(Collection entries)
* BEGIN *
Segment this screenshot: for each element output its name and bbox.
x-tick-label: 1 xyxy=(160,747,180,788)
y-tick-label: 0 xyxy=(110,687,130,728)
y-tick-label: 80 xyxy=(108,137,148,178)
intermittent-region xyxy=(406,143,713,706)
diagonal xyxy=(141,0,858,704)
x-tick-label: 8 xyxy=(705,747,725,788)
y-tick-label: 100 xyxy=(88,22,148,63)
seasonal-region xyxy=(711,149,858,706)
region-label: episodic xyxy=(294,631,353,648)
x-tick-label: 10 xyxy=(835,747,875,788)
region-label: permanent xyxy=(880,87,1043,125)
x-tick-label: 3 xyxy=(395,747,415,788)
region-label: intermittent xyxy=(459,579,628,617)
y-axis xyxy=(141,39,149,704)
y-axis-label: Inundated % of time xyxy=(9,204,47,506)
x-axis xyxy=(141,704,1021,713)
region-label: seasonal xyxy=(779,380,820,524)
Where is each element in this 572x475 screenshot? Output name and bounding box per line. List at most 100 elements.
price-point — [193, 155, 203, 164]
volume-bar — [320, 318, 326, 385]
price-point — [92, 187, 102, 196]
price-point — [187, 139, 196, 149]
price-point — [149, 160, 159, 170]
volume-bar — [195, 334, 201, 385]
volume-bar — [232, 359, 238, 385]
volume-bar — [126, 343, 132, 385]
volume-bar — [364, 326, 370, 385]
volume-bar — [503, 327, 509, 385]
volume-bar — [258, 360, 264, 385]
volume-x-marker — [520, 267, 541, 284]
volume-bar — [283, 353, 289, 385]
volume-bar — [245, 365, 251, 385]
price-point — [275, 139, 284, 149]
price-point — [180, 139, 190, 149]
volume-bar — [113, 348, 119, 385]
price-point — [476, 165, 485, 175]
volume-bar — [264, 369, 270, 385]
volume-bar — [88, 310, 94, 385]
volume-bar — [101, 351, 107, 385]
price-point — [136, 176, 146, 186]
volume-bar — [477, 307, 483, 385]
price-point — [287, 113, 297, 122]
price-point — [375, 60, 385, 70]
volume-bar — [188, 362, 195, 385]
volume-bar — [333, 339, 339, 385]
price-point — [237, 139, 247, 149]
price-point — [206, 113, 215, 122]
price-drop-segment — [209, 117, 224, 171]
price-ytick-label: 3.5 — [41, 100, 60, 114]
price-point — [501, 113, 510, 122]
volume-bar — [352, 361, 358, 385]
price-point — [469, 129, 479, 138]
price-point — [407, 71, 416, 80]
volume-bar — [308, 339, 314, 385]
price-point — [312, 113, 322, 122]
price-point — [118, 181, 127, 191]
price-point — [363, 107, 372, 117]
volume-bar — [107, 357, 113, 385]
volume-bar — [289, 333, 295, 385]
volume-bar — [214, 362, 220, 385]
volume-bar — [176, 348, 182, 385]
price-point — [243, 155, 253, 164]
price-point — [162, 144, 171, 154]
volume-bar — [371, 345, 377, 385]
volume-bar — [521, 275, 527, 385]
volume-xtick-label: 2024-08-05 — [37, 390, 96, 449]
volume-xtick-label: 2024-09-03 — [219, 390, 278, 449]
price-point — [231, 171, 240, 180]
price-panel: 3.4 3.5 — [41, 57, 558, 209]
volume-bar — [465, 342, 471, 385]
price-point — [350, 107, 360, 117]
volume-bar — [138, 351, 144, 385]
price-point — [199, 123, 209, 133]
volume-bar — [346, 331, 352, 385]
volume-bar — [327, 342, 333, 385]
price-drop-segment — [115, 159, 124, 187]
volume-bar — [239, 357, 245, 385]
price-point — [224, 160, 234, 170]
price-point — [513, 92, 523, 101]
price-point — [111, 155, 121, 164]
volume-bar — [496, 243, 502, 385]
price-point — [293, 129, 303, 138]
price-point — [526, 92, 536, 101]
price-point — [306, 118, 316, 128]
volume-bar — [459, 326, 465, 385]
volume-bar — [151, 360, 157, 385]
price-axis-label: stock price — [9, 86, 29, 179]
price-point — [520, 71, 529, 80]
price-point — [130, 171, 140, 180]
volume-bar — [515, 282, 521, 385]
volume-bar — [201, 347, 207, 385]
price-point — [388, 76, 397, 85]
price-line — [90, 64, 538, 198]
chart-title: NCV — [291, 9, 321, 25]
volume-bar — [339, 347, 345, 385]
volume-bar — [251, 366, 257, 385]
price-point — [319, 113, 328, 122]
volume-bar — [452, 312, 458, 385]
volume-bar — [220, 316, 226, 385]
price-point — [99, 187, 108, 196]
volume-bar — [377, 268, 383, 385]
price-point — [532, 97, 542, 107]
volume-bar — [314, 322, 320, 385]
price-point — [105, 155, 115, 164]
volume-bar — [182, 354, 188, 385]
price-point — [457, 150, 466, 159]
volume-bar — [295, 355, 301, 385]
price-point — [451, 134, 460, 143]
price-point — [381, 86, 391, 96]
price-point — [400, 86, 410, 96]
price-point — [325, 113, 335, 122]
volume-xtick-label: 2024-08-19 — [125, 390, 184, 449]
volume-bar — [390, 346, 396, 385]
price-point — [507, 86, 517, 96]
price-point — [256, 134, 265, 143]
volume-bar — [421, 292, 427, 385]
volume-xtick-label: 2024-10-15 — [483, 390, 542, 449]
* END *
WORK TO BE COMPLETED: Write out, unchanged, everything from the start of the records down to the line containing "Where is each", with that line included.

THE ANSWER:
Segment this screenshot: for each element output its name and bbox.
x-tick-label: 1 xyxy=(160,747,180,788)
y-tick-label: 0 xyxy=(110,687,130,728)
y-tick-label: 80 xyxy=(108,137,148,178)
intermittent-region xyxy=(406,143,713,706)
diagonal xyxy=(141,0,858,704)
x-tick-label: 8 xyxy=(705,747,725,788)
y-tick-label: 100 xyxy=(88,22,148,63)
seasonal-region xyxy=(711,149,858,706)
region-label: episodic xyxy=(294,631,353,648)
x-tick-label: 10 xyxy=(835,747,875,788)
region-label: permanent xyxy=(880,87,1043,125)
x-tick-label: 3 xyxy=(395,747,415,788)
region-label: intermittent xyxy=(459,579,628,617)
y-axis xyxy=(141,39,149,704)
y-axis-label: Inundated % of time xyxy=(9,204,47,506)
x-axis xyxy=(141,704,1021,713)
region-label: seasonal xyxy=(779,380,820,524)
Where is each element in this 572x475 screenshot? Output name and bounding box per line. List at most 100 elements.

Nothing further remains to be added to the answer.